[Entries with figure data]

-- start --

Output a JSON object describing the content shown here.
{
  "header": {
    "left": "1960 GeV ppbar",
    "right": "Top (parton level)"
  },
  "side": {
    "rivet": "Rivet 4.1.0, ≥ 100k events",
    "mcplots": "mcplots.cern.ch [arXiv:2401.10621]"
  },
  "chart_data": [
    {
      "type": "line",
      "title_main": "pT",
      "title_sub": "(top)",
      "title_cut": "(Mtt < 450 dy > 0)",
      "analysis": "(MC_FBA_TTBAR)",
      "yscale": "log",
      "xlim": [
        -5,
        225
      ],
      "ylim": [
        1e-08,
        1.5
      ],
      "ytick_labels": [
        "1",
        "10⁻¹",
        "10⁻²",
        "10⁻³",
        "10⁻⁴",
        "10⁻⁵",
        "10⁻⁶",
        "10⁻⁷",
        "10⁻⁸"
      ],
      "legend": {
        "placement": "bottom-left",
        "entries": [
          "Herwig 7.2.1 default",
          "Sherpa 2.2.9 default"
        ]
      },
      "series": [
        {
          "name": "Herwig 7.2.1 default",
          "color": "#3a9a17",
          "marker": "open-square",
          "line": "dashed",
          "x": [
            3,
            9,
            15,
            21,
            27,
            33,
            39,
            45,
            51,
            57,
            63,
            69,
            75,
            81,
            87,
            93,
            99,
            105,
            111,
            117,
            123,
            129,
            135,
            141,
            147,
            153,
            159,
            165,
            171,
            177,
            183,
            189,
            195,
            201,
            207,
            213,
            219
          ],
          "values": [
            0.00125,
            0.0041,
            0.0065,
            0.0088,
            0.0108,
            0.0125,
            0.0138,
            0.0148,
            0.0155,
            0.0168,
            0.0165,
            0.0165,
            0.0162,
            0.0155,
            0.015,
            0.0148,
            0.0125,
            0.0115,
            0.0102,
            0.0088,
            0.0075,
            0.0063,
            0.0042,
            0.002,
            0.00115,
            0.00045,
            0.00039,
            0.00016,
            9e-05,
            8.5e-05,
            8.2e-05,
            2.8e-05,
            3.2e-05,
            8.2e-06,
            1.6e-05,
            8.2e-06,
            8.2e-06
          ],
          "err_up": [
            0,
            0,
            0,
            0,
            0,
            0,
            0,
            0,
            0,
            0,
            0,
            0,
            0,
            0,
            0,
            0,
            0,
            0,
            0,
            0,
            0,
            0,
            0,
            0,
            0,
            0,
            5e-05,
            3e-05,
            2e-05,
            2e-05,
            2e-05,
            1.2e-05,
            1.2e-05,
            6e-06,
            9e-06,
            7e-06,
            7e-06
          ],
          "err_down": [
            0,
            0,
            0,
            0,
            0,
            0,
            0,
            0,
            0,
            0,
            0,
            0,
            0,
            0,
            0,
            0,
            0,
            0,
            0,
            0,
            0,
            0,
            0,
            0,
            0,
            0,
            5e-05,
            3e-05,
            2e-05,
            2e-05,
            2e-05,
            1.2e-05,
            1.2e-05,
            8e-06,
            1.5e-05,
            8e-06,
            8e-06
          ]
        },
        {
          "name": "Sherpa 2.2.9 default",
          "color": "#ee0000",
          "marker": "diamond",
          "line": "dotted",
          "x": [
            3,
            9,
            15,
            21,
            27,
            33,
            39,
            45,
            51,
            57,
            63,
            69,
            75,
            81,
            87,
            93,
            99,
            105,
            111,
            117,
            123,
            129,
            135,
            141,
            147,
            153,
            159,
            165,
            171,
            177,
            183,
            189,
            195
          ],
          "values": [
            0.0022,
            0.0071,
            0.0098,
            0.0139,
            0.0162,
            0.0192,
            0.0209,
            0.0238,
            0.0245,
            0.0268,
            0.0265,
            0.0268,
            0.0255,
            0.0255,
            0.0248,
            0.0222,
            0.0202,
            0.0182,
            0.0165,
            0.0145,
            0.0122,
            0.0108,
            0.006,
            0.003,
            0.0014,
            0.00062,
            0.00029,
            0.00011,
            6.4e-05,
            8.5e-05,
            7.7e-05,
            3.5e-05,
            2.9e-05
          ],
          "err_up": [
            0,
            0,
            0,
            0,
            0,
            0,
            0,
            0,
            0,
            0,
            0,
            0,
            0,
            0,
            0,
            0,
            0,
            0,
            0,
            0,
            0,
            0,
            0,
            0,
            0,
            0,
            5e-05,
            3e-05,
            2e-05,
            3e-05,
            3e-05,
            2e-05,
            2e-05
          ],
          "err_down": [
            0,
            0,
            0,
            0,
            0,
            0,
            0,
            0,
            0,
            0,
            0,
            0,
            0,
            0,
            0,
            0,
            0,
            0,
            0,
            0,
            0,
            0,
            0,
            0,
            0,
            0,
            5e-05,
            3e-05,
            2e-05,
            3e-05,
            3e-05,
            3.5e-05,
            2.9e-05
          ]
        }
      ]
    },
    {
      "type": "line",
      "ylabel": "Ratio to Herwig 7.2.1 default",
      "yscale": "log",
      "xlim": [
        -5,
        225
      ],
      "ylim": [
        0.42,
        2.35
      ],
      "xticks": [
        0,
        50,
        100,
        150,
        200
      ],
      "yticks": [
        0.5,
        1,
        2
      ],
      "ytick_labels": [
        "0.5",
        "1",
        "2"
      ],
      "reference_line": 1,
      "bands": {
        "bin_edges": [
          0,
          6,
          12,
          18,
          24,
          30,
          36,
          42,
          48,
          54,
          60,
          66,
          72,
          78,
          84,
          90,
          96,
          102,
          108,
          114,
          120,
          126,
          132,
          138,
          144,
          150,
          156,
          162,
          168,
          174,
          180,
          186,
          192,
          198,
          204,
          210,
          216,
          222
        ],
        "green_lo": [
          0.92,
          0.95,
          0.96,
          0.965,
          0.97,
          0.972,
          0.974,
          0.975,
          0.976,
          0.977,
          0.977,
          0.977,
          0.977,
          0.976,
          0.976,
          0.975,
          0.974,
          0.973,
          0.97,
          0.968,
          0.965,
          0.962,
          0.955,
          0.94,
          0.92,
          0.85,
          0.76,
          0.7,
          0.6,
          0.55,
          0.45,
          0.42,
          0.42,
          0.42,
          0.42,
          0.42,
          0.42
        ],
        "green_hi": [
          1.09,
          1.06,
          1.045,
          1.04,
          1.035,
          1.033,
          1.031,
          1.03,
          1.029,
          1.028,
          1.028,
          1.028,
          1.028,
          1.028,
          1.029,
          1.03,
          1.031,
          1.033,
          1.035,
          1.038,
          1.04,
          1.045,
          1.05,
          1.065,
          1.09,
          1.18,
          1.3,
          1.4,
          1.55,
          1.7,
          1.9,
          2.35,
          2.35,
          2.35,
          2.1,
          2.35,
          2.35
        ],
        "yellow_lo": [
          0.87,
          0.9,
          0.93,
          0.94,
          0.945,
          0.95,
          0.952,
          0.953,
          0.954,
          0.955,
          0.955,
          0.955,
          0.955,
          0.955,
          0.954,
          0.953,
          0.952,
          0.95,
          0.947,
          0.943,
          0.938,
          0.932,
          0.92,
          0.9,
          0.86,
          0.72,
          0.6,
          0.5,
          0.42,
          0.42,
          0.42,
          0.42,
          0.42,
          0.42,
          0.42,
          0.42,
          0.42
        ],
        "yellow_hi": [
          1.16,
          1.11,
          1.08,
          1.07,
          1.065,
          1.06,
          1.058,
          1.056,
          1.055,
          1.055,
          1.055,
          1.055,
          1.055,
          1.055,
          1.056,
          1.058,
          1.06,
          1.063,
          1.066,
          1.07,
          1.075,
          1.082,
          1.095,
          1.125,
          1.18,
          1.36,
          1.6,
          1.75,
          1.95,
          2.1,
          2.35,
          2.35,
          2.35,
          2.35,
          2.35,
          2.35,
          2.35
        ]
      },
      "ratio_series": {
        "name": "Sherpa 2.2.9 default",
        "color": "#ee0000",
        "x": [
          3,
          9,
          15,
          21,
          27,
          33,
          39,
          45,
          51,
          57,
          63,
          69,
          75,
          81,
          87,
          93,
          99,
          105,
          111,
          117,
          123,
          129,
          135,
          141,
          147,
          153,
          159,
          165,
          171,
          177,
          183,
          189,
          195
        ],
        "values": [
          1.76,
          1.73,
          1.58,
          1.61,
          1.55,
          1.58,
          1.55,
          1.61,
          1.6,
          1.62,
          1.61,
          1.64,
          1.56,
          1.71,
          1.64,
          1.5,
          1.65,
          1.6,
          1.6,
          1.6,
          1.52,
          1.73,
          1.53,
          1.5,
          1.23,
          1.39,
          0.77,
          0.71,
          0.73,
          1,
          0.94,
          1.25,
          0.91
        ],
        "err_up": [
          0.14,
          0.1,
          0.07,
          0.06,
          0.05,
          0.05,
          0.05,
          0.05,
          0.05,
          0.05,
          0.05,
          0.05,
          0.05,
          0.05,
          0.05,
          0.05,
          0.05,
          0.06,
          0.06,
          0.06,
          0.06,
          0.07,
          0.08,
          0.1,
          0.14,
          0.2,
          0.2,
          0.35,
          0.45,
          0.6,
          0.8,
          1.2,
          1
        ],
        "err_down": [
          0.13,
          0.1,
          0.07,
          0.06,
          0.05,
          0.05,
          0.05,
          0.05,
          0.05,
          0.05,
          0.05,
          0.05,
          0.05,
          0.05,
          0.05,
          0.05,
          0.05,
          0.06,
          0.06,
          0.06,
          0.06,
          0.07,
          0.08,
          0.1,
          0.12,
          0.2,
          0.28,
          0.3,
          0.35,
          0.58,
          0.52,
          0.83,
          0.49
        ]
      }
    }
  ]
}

-- end --

#### [JOB]
Pick out, from the lines above, every one that contains the string "default".

#### [RESPONSE FOR THIS EXERCISE]
          "Herwig 7.2.1 default",
          "Sherpa 2.2.9 default"
          "name": "Herwig 7.2.1 default",
          "name": "Sherpa 2.2.9 default",
      "ylabel": "Ratio to Herwig 7.2.1 default",
        "name": "Sherpa 2.2.9 default",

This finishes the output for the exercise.